# Job:
Repeat exactly, and only, the lines from the one containing "Give me a plain-text" through the end of the records.

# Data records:
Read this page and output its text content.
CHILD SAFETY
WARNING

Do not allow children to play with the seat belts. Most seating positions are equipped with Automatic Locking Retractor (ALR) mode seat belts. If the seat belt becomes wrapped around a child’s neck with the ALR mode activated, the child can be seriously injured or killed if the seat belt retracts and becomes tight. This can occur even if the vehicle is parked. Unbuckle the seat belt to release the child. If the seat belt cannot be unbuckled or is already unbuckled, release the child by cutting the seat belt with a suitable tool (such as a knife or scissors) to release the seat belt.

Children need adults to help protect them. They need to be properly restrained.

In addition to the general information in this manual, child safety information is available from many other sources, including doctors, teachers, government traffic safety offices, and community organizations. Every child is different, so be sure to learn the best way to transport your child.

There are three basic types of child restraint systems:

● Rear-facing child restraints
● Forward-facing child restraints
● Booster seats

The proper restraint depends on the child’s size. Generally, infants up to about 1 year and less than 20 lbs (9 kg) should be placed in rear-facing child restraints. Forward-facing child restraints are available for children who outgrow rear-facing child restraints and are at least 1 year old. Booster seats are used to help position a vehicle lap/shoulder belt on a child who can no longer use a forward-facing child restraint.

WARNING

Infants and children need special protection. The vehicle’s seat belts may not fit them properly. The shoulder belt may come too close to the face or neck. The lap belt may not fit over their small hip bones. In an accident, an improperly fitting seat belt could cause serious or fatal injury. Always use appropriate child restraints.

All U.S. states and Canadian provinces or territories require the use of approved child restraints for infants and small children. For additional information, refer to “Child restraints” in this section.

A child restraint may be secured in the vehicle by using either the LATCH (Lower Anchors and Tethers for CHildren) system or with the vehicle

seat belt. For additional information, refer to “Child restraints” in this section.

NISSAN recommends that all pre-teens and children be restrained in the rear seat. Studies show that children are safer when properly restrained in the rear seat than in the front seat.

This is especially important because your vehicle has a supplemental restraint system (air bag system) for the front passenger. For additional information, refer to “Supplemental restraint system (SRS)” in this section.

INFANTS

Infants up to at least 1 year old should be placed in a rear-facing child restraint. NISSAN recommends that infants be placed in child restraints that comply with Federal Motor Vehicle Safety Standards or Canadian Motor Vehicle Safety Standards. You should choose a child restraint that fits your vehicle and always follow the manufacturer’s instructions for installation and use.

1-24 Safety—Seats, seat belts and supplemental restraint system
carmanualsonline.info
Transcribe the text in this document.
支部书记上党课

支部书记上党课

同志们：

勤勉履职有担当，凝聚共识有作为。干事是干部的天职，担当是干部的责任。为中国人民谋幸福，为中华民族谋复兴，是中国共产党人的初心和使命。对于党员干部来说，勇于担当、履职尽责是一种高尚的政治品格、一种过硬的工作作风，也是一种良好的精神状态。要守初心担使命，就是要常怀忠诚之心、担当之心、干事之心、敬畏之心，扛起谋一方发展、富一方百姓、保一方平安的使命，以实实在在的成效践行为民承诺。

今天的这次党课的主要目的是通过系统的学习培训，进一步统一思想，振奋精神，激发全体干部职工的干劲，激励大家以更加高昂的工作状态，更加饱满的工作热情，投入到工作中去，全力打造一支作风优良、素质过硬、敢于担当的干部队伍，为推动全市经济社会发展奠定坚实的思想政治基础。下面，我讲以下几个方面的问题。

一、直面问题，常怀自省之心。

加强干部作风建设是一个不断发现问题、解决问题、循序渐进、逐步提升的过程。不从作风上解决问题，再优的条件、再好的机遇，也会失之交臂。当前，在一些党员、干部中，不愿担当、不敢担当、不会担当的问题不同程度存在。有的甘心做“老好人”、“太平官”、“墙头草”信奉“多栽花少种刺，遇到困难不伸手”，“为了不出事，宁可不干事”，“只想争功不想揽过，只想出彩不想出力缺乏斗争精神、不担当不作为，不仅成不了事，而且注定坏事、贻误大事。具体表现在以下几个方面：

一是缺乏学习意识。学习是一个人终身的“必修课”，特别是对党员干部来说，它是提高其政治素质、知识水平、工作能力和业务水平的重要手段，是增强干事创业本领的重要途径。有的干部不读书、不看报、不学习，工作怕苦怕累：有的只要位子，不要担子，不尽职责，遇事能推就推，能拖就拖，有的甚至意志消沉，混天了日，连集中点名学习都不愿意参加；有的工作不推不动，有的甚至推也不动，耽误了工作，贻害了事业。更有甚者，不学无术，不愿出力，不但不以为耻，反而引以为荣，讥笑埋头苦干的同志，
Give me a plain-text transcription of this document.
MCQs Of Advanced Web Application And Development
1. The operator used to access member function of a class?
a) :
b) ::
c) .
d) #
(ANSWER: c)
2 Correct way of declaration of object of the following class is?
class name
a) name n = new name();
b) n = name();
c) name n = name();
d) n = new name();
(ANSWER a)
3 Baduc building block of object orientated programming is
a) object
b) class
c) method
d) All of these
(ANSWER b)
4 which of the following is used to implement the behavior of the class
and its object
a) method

# Exercise answer:
Give me a plain-text transcription of this document.
MCQs Of Advanced Web Application And Development
1. The operator used to access member function of a class?
a) :
b) ::
c) .
d) #
(ANSWER: c)
2 Correct way of declaration of object of the following class is?
class name
a) name n = new name();
b) n = name();
c) name n = name();
d) n = new name();
(ANSWER a)
3 Baduc building block of object orientated programming is
a) object
b) class
c) method
d) All of these
(ANSWER b)
4 which of the following is used to implement the behavior of the class
and its object
a) method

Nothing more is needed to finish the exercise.